* **Recorded data**
- - - - - - -

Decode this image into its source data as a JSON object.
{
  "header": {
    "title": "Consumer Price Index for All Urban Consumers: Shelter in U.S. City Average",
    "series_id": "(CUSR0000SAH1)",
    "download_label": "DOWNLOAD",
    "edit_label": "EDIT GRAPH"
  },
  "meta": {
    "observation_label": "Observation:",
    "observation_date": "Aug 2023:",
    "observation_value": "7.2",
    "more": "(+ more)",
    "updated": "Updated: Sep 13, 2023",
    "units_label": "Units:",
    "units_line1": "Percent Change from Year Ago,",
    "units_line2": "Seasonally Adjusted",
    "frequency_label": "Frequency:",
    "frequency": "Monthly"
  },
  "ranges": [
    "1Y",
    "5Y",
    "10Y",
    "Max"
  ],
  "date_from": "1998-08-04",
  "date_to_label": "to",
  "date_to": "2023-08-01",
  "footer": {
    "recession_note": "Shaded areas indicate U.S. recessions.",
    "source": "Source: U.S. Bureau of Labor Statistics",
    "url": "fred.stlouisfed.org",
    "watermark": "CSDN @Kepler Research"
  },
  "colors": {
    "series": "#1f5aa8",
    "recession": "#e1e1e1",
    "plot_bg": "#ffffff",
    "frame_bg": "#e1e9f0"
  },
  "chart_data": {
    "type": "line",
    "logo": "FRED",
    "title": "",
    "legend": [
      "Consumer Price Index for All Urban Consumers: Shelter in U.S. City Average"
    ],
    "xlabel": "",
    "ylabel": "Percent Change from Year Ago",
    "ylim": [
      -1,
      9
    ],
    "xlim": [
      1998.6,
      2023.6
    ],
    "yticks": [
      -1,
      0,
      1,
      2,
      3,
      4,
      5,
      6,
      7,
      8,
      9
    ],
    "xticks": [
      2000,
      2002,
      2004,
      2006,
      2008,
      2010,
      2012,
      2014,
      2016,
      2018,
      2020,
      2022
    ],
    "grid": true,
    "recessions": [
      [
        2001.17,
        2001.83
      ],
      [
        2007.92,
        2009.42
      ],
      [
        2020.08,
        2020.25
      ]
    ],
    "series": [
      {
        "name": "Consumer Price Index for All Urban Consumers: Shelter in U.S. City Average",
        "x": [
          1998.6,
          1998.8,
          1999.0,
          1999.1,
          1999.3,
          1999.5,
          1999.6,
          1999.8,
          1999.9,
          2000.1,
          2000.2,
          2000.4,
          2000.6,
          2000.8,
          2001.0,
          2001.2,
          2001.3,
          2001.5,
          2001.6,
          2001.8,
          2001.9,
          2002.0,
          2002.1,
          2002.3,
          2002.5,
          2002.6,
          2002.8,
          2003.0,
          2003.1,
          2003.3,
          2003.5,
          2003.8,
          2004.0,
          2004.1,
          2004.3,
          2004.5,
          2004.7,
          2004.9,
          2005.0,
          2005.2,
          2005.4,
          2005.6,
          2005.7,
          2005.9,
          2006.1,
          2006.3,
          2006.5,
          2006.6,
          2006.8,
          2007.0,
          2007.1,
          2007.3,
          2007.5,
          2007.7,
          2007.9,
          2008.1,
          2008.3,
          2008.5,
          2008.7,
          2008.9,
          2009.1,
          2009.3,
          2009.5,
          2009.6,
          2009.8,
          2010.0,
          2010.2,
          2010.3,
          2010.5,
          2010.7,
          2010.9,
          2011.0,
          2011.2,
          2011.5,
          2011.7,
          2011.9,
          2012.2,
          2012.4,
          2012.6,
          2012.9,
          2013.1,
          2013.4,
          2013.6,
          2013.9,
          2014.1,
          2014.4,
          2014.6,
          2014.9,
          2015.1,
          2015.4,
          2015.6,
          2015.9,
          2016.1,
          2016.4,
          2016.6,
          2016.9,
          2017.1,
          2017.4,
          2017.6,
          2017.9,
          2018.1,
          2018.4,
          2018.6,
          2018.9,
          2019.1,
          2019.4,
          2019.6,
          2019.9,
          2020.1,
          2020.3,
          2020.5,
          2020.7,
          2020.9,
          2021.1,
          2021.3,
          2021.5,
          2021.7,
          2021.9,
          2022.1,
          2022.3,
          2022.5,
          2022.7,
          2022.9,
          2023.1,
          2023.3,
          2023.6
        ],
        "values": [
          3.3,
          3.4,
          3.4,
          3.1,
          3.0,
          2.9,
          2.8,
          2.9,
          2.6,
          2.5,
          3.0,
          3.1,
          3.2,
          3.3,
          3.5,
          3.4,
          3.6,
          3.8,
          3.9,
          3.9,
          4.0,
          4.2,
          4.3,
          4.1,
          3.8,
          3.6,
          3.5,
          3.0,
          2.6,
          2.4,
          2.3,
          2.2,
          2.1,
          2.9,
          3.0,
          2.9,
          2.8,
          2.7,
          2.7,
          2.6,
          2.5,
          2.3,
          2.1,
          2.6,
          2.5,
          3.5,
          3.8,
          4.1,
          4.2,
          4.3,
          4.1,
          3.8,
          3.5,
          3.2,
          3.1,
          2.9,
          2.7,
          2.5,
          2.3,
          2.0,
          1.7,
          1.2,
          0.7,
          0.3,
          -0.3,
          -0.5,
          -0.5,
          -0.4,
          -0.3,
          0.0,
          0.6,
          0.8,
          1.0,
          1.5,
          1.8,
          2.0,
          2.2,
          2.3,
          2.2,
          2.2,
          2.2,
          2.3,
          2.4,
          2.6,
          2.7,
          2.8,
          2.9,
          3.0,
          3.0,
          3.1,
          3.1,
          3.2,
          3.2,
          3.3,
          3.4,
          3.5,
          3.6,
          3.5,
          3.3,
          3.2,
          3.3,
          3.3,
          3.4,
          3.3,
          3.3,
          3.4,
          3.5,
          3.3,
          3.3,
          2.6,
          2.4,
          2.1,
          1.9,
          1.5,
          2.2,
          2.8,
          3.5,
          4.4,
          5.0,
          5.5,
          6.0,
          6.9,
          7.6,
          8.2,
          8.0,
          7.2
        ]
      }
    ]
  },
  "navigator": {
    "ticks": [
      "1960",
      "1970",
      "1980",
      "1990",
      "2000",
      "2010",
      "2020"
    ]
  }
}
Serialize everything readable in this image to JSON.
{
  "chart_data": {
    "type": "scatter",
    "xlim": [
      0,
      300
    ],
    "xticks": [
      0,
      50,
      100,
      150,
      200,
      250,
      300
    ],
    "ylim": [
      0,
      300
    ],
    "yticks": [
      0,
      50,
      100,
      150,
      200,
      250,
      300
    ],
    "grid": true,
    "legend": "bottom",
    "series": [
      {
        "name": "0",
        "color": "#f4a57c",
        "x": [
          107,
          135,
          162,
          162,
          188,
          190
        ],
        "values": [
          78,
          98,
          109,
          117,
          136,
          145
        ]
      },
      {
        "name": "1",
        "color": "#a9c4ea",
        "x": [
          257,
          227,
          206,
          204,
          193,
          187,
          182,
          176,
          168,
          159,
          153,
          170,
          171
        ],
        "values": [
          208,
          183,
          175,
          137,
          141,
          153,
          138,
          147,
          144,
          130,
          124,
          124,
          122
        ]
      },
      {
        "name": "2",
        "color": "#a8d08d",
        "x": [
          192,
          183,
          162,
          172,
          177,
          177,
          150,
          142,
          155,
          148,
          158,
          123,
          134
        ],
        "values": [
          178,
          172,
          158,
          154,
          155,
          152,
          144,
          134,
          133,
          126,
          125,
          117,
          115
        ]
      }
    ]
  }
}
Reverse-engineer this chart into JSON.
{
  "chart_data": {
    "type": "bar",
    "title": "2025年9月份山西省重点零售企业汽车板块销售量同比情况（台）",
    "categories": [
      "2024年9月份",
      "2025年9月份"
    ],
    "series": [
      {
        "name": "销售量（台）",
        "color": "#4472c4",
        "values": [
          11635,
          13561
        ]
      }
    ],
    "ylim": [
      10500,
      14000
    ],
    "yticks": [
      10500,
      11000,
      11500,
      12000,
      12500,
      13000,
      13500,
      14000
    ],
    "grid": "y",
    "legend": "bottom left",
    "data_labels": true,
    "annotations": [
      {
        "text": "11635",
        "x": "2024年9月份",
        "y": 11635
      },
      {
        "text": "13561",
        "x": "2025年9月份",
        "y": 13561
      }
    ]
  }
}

- - - - - - -

* **Task details**
Restate word for word the lines from the one holding "Reverse-engineer this chart into JSON." to the end of the listing, both ends included, and nothing more.

* **Finished exercise**
Reverse-engineer this chart into JSON.
{
  "chart_data": {
    "type": "bar",
    "title": "2025年9月份山西省重点零售企业汽车板块销售量同比情况（台）",
    "categories": [
      "2024年9月份",
      "2025年9月份"
    ],
    "series": [
      {
        "name": "销售量（台）",
        "color": "#4472c4",
        "values": [
          11635,
          13561
        ]
      }
    ],
    "ylim": [
      10500,
      14000
    ],
    "yticks": [
      10500,
      11000,
      11500,
      12000,
      12500,
      13000,
      13500,
      14000
    ],
    "grid": "y",
    "legend": "bottom left",
    "data_labels": true,
    "annotations": [
      {
        "text": "11635",
        "x": "2024年9月份",
        "y": 11635
      },
      {
        "text": "13561",
        "x": "2025年9月份",
        "y": 13561
      }
    ]
  }
}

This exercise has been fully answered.